■ **WORK INSTRUCTIONS**
Among the entries, which lines carry the string "York"? Copy each of them.

Dataset rows about figures

·····

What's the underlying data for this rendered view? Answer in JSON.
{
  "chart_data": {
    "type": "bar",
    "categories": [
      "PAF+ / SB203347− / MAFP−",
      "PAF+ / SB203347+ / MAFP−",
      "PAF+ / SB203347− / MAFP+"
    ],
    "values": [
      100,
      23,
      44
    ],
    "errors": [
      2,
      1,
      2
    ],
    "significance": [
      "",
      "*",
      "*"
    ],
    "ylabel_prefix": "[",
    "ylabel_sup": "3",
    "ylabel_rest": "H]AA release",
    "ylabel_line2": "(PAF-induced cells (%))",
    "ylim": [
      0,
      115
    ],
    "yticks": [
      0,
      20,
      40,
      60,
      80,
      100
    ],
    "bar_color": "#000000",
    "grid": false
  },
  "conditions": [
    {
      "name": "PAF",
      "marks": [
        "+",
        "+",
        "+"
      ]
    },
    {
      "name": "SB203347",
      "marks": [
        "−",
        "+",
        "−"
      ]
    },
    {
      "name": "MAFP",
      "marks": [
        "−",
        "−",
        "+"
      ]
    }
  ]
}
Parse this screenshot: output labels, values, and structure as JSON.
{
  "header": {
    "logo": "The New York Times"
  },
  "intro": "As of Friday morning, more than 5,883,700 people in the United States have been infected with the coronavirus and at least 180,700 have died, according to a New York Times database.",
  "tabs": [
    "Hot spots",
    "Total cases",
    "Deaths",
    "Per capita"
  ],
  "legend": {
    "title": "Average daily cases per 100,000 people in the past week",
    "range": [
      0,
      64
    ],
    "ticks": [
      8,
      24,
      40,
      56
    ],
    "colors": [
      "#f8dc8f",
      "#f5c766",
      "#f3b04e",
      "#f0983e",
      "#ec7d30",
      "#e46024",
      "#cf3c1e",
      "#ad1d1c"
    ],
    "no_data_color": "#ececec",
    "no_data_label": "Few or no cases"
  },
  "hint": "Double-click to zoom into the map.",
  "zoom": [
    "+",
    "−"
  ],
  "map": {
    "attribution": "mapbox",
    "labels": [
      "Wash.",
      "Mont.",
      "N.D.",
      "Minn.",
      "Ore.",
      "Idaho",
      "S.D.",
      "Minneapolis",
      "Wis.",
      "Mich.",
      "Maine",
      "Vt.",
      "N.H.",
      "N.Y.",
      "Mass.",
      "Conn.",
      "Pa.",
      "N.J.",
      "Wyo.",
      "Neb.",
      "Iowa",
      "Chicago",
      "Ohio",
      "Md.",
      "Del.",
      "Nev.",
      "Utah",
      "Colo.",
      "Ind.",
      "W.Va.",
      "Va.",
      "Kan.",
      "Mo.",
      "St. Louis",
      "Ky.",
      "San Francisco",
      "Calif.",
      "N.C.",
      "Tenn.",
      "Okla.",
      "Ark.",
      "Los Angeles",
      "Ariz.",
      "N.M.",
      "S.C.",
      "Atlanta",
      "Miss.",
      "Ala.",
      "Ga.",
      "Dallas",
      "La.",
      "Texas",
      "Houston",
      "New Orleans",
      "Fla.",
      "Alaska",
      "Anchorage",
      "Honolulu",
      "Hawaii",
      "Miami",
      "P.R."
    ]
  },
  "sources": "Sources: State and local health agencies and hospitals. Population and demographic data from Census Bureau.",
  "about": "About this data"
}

·····

■ **SOLUTION TO THE EXERCISE**
    "logo": "The New York Times"
  "intro": "As of Friday morning, more than 5,883,700 people in the United States have been infected with the coronavirus and at least 180,700 have died, according to a New York Times database.",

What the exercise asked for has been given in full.